• _Stored entries_:
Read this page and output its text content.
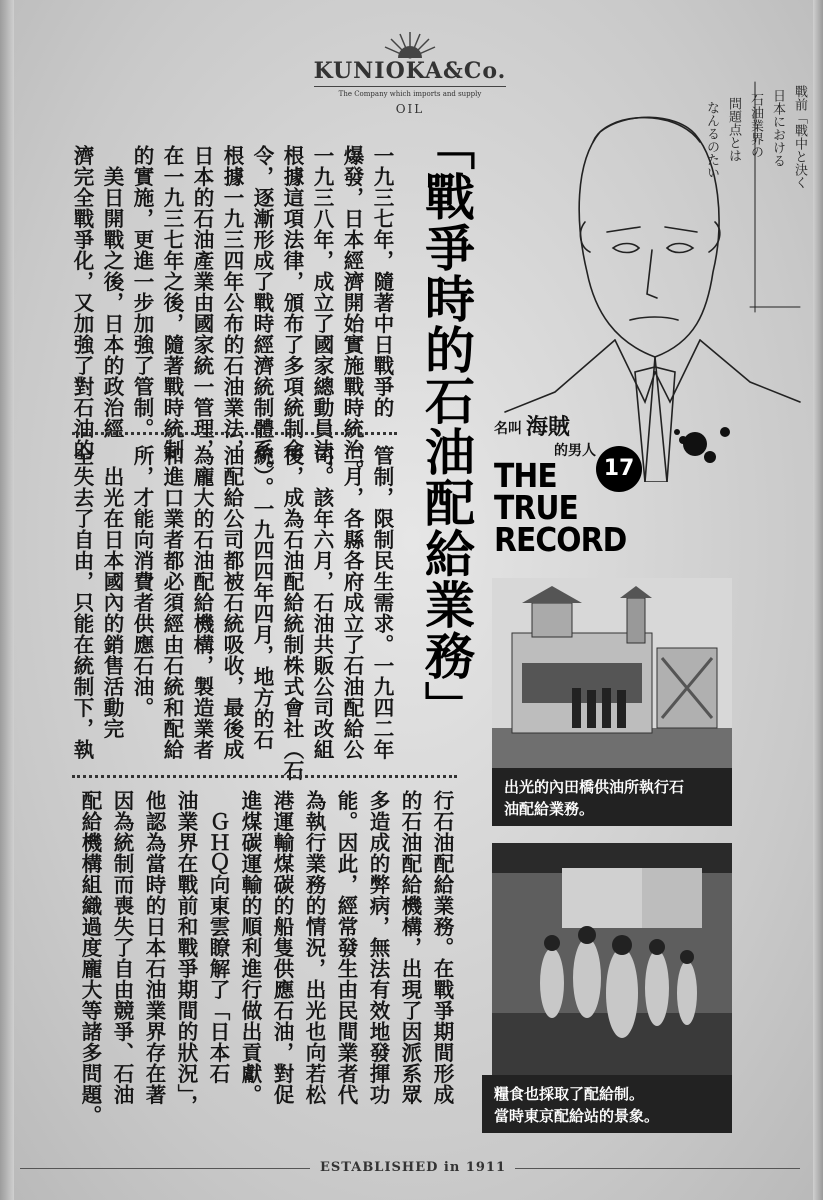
KUNIOKA&Co.
The Company which imports and supply
OIL
「戰爭時的石油配給業務」
一九三七年，隨著中日戰爭的
爆發，日本經濟開始實施戰時統治。
一九三八年，成立了國家總動員法，
根據這項法律，頒布了多項統制命
令，逐漸形成了戰時經濟統制體系。
根據一九三四年公布的石油業法，
日本的石油產業由國家統一管理，
在一九三七年之後，隨著戰時統制
的實施，更進一步加強了管制。
　美日開戰之後，日本的政治經
濟完全戰爭化，又加強了對石油的
管制，限制民生需求。一九四二年
二月，各縣各府成立了石油配給公
司。該年六月，石油共販公司改組
後，成為石油配給統制株式會社（石
統）。一九四四年四月，地方的石
油配給公司都被石統吸收，最後成
為龐大的石油配給機構，製造業者
和進口業者都必須經由石統和配給
所，才能向消費者供應石油。
　出光在日本國內的銷售活動完
全失去了自由，只能在統制下，執
行石油配給業務。在戰爭期間形成
的石油配給機構，出現了因派系眾
多造成的弊病，無法有效地發揮功
能。因此，經常發生由民間業者代
為執行業務的情況，出光也向若松
港運輸煤碳的船隻供應石油，對促
進煤碳運輸的順利進行做出貢獻。
　ＧＨＱ向東雲瞭解了「日本石
油業界在戰前和戰爭期間的狀況」，
他認為當時的日本石油業界存在著
因為統制而喪失了自由競爭、石油
配給機構組織過度龐大等諸多問題。
戰前「戰中と決く
日本における
石油業界の
問題点とは
なんるのたい
名叫 海賊
的男人
THE
TRUE
RECORD
17
出光的內田橋供油所執行石
油配給業務。
糧食也採取了配給制。
當時東京配給站的景象。
ESTABLISHED in 1911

• _Directive_: Write out again every line above exactly as given; the pictures do not belong in the copy.

• _Problem solution_:
Read this page and output its text content.
KUNIOKA&Co.
The Company which imports and supply
OIL
「戰爭時的石油配給業務」
一九三七年，隨著中日戰爭的
爆發，日本經濟開始實施戰時統治。
一九三八年，成立了國家總動員法，
根據這項法律，頒布了多項統制命
令，逐漸形成了戰時經濟統制體系。
根據一九三四年公布的石油業法，
日本的石油產業由國家統一管理，
在一九三七年之後，隨著戰時統制
的實施，更進一步加強了管制。
　美日開戰之後，日本的政治經
濟完全戰爭化，又加強了對石油的
管制，限制民生需求。一九四二年
二月，各縣各府成立了石油配給公
司。該年六月，石油共販公司改組
後，成為石油配給統制株式會社（石
統）。一九四四年四月，地方的石
油配給公司都被石統吸收，最後成
為龐大的石油配給機構，製造業者
和進口業者都必須經由石統和配給
所，才能向消費者供應石油。
　出光在日本國內的銷售活動完
全失去了自由，只能在統制下，執
行石油配給業務。在戰爭期間形成
的石油配給機構，出現了因派系眾
多造成的弊病，無法有效地發揮功
能。因此，經常發生由民間業者代
為執行業務的情況，出光也向若松
港運輸煤碳的船隻供應石油，對促
進煤碳運輸的順利進行做出貢獻。
　ＧＨＱ向東雲瞭解了「日本石
油業界在戰前和戰爭期間的狀況」，
他認為當時的日本石油業界存在著
因為統制而喪失了自由競爭、石油
配給機構組織過度龐大等諸多問題。
戰前「戰中と決く
日本における
石油業界の
問題点とは
なんるのたい
名叫 海賊
的男人
THE
TRUE
RECORD
17
出光的內田橋供油所執行石
油配給業務。
糧食也採取了配給制。
當時東京配給站的景象。
ESTABLISHED in 1911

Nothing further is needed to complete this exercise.